Instructions to follow:
Every line holding the string "อเทศเชอร" should be gathered.

Records from a collection
▼

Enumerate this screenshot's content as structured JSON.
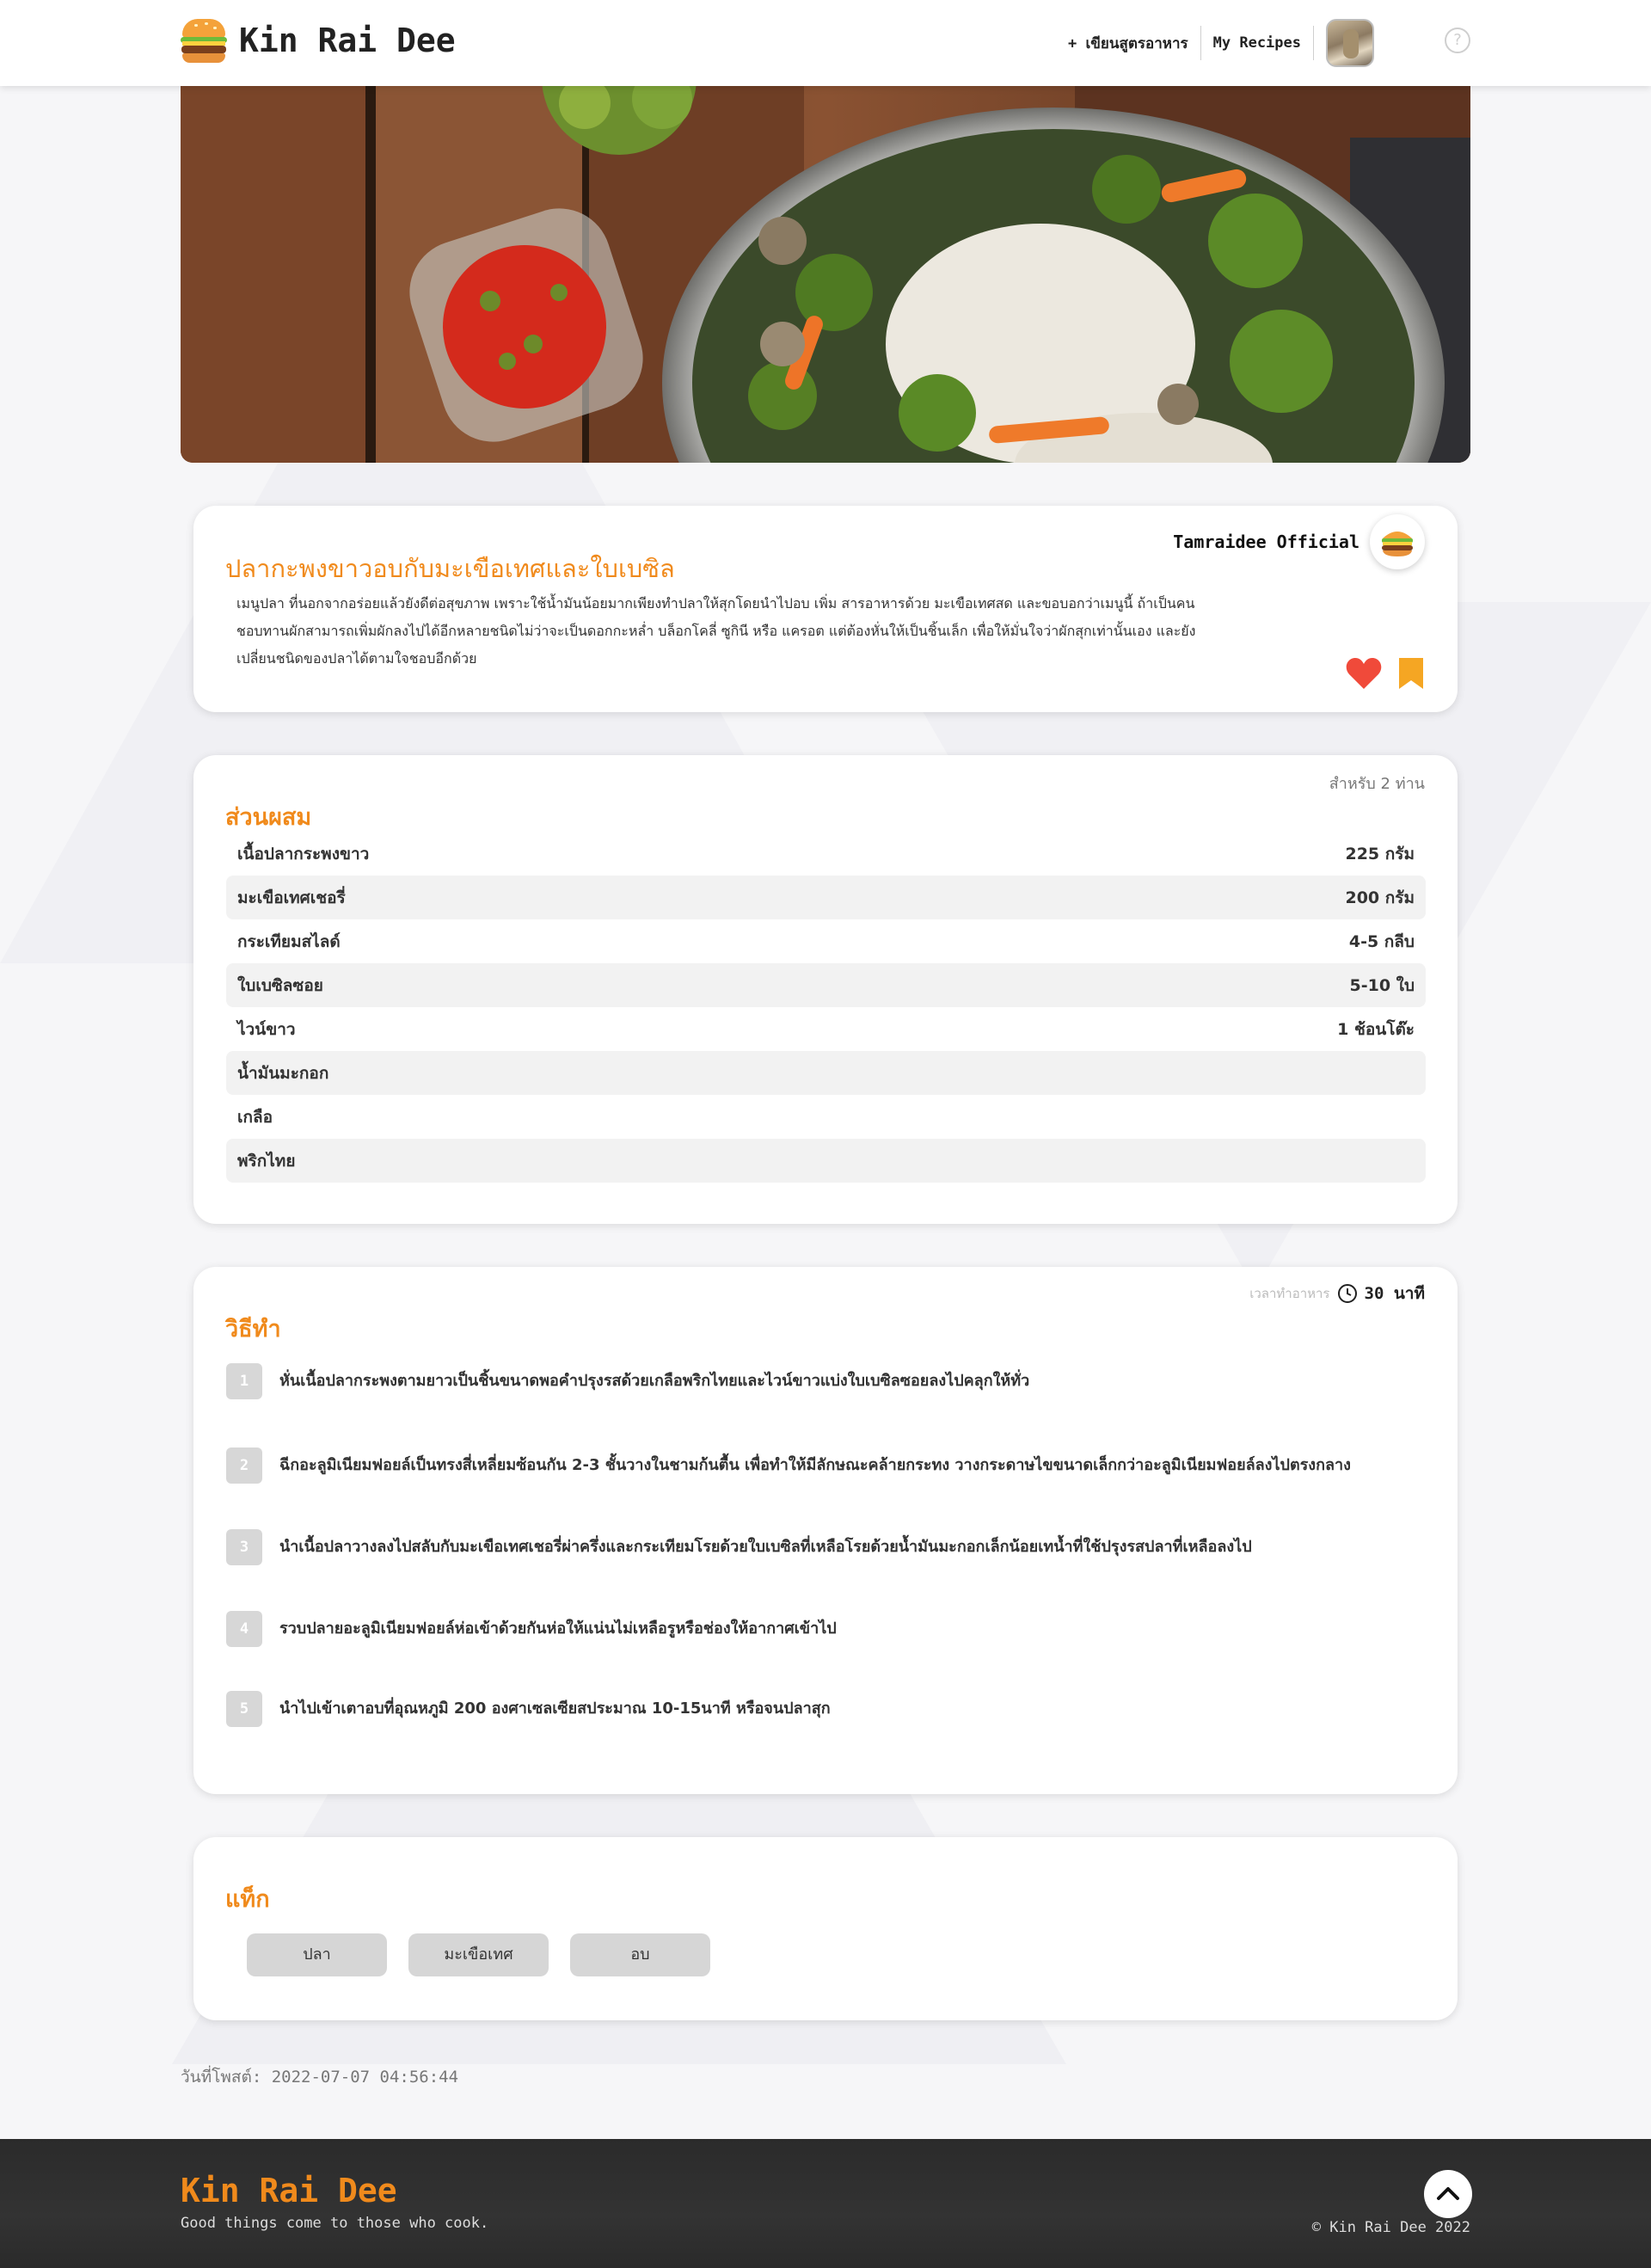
{
  "header": {
    "brand": "Kin Rai Dee",
    "nav_write": "+ เขียนสูตรอาหาร",
    "nav_my_recipes": "My Recipes",
    "help_glyph": "?"
  },
  "recipe": {
    "title": "ปลากะพงขาวอบกับมะเขือเทศและใบเบซิล",
    "description": "เมนูปลา ที่นอกจากอร่อยแล้วยังดีต่อสุขภาพ เพราะใช้น้ำมันน้อยมากเพียงทำปลาให้สุกโดยนำไปอบ เพิ่ม สารอาหารด้วย มะเขือเทศสด และขอบอกว่าเมนูนี้ ถ้าเป็นคนชอบทานผักสามารถเพิ่มผักลงไปได้อีกหลายชนิดไม่ว่าจะเป็นดอกกะหล่ำ บล็อกโคลี่ ซูกินี หรือ แครอต แต่ต้องหั่นให้เป็นชิ้นเล็ก เพื่อให้มั่นใจว่าผักสุกเท่านั้นเอง และยังเปลี่ยนชนิดของปลาได้ตามใจชอบอีกด้วย",
    "author": "Tamraidee Official"
  },
  "ingredients": {
    "title": "ส่วนผสม",
    "serves": "สำหรับ 2 ท่าน",
    "items": [
      {
        "name": "เนื้อปลากระพงขาว",
        "amount": "225 กรัม"
      },
      {
        "name": "มะเขือเทศเชอรี่",
        "amount": "200 กรัม"
      },
      {
        "name": "กระเทียมสไลด์",
        "amount": "4-5 กลีบ"
      },
      {
        "name": "ใบเบซิลซอย",
        "amount": "5-10 ใบ"
      },
      {
        "name": "ไวน์ขาว",
        "amount": "1 ช้อนโต๊ะ"
      },
      {
        "name": "น้ำมันมะกอก",
        "amount": ""
      },
      {
        "name": "เกลือ",
        "amount": ""
      },
      {
        "name": "พริกไทย",
        "amount": ""
      }
    ]
  },
  "method": {
    "title": "วิธีทำ",
    "cook_label": "เวลาทำอาหาร",
    "cook_time": "30 นาที",
    "steps": [
      {
        "num": "1",
        "text": "หั่นเนื้อปลากระพงตามยาวเป็นชิ้นขนาดพอคำปรุงรสด้วยเกลือพริกไทยและไวน์ขาวแบ่งใบเบซิลซอยลงไปคลุกให้ทั่ว"
      },
      {
        "num": "2",
        "text": "ฉีกอะลูมิเนียมฟอยล์เป็นทรงสี่เหลี่ยมซ้อนกัน 2-3 ชั้นวางในชามก้นตื้น เพื่อทำให้มีลักษณะคล้ายกระทง วางกระดาษไขขนาดเล็กกว่าอะลูมิเนียมฟอยล์ลงไปตรงกลาง"
      },
      {
        "num": "3",
        "text": "นำเนื้อปลาวางลงไปสลับกับมะเขือเทศเชอรี่ผ่าครึ่งและกระเทียมโรยด้วยใบเบซิลที่เหลือโรยด้วยน้ำมันมะกอกเล็กน้อยเทน้ำที่ใช้ปรุงรสปลาที่เหลือลงไป"
      },
      {
        "num": "4",
        "text": "รวบปลายอะลูมิเนียมฟอยล์ห่อเข้าด้วยกันห่อให้แน่นไม่เหลือรูหรือช่องให้อากาศเข้าไป"
      },
      {
        "num": "5",
        "text": "นำไปเข้าเตาอบที่อุณหภูมิ 200 องศาเซลเซียสประมาณ 10-15นาที หรือจนปลาสุก"
      }
    ]
  },
  "tags": {
    "title": "แท็ก",
    "items": [
      "ปลา",
      "มะเขือเทศ",
      "อบ"
    ]
  },
  "posted": "วันที่โพสต์: 2022-07-07 04:56:44",
  "footer": {
    "brand": "Kin Rai Dee",
    "tagline": "Good things come to those who cook.",
    "copyright": "© Kin Rai Dee 2022"
  },
  "colors": {
    "accent": "#f08a1c",
    "heart": "#f04a3a",
    "bookmark": "#f5a623",
    "footer_bg": "#2b2b2b"
  },
  "icons": [
    "burger-logo-icon",
    "help-icon",
    "heart-icon",
    "bookmark-icon",
    "clock-icon",
    "chevron-up-icon"
  ]
}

▲

The answer:
        "name": "มะเขือเทศเชอรี่",
        "text": "นำเนื้อปลาวางลงไปสลับกับมะเขือเทศเชอรี่ผ่าครึ่งและกระเทียมโรยด้วยใบเบซิลที่เหลือโรยด้วยน้ำมันมะกอกเล็กน้อยเทน้ำที่ใช้ปรุงรสปลาที่เหลือลงไป"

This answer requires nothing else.